▸ Set problem: Here are some records; return them all exactly.
- - - - -
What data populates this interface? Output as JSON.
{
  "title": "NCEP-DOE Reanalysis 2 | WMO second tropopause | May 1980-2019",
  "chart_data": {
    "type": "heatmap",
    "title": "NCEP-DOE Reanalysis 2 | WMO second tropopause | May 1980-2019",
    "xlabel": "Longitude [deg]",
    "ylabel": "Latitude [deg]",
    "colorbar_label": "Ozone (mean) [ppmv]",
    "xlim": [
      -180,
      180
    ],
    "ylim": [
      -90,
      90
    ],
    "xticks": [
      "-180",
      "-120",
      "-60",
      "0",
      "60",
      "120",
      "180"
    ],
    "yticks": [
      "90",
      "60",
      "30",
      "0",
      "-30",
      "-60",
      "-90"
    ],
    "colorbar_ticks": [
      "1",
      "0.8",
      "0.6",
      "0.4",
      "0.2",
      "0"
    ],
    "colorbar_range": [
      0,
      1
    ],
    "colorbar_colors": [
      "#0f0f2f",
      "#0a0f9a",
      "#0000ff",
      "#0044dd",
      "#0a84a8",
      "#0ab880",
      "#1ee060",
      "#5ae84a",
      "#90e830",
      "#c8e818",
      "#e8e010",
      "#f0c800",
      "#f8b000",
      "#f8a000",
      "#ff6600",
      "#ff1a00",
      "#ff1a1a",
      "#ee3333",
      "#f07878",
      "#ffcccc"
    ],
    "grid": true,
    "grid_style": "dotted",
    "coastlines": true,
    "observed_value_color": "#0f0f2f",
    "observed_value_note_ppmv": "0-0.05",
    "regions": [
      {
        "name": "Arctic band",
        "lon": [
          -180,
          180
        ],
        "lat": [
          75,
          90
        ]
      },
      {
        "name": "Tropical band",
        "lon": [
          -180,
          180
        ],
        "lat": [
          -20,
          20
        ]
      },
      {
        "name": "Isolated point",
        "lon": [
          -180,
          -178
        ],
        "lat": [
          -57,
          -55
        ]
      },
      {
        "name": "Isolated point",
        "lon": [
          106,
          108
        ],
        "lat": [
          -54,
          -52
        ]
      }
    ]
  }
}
- - - - -
▸ Task response:
What data populates this interface? Output as JSON.
{
  "title": "NCEP-DOE Reanalysis 2 | WMO second tropopause | May 1980-2019",
  "chart_data": {
    "type": "heatmap",
    "title": "NCEP-DOE Reanalysis 2 | WMO second tropopause | May 1980-2019",
    "xlabel": "Longitude [deg]",
    "ylabel": "Latitude [deg]",
    "colorbar_label": "Ozone (mean) [ppmv]",
    "xlim": [
      -180,
      180
    ],
    "ylim": [
      -90,
      90
    ],
    "xticks": [
      "-180",
      "-120",
      "-60",
      "0",
      "60",
      "120",
      "180"
    ],
    "yticks": [
      "90",
      "60",
      "30",
      "0",
      "-30",
      "-60",
      "-90"
    ],
    "colorbar_ticks": [
      "1",
      "0.8",
      "0.6",
      "0.4",
      "0.2",
      "0"
    ],
    "colorbar_range": [
      0,
      1
    ],
    "colorbar_colors": [
      "#0f0f2f",
      "#0a0f9a",
      "#0000ff",
      "#0044dd",
      "#0a84a8",
      "#0ab880",
      "#1ee060",
      "#5ae84a",
      "#90e830",
      "#c8e818",
      "#e8e010",
      "#f0c800",
      "#f8b000",
      "#f8a000",
      "#ff6600",
      "#ff1a00",
      "#ff1a1a",
      "#ee3333",
      "#f07878",
      "#ffcccc"
    ],
    "grid": true,
    "grid_style": "dotted",
    "coastlines": true,
    "observed_value_color": "#0f0f2f",
    "observed_value_note_ppmv": "0-0.05",
    "regions": [
      {
        "name": "Arctic band",
        "lon": [
          -180,
          180
        ],
        "lat": [
          75,
          90
        ]
      },
      {
        "name": "Tropical band",
        "lon": [
          -180,
          180
        ],
        "lat": [
          -20,
          20
        ]
      },
      {
        "name": "Isolated point",
        "lon": [
          -180,
          -178
        ],
        "lat": [
          -57,
          -55
        ]
      },
      {
        "name": "Isolated point",
        "lon": [
          106,
          108
        ],
        "lat": [
          -54,
          -52
        ]
      }
    ]
  }
}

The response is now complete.